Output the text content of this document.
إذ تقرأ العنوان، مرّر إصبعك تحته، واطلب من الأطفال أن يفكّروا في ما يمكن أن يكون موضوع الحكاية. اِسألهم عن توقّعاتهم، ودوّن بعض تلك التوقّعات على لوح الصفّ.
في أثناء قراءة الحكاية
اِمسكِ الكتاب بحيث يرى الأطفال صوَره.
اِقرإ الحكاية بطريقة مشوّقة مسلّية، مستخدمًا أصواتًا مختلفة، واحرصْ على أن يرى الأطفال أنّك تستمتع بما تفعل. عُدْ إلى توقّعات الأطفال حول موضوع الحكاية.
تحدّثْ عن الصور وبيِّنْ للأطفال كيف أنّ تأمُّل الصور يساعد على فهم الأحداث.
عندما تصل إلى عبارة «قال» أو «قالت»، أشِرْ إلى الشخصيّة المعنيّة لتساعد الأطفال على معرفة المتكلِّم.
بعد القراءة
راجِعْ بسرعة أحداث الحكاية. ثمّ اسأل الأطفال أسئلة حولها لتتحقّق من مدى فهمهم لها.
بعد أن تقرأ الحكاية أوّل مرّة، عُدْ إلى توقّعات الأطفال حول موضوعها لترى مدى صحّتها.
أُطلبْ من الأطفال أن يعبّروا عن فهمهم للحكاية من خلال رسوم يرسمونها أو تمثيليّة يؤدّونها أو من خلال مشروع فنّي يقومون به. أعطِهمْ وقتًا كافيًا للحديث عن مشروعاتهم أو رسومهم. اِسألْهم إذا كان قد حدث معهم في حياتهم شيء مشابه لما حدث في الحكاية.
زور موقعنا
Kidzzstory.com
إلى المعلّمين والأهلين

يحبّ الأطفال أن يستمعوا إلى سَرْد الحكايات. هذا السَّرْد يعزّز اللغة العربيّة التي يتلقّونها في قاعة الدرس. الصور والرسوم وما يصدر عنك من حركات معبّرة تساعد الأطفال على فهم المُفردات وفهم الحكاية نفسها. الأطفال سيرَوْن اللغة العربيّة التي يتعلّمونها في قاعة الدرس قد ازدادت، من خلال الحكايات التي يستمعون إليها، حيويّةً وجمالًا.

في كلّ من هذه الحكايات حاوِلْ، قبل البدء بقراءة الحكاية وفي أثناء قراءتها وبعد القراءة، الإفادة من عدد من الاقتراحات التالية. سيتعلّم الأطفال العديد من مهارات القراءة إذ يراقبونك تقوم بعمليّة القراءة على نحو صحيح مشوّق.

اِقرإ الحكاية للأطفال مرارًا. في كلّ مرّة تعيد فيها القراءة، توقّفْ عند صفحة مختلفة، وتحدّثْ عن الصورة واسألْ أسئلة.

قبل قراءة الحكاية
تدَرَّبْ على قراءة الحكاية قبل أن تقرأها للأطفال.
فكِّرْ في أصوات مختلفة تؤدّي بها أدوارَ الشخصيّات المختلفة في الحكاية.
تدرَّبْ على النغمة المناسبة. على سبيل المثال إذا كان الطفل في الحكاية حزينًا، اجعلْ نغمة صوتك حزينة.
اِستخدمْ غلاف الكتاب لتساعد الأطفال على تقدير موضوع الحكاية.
◇ ◇ ◇
• **WRITTEN PROBLEM**:
Go through the entries above and count the lines containing the word "الكتاب"; give only that count.

• **REPLY TO THE EXERCISE**:
2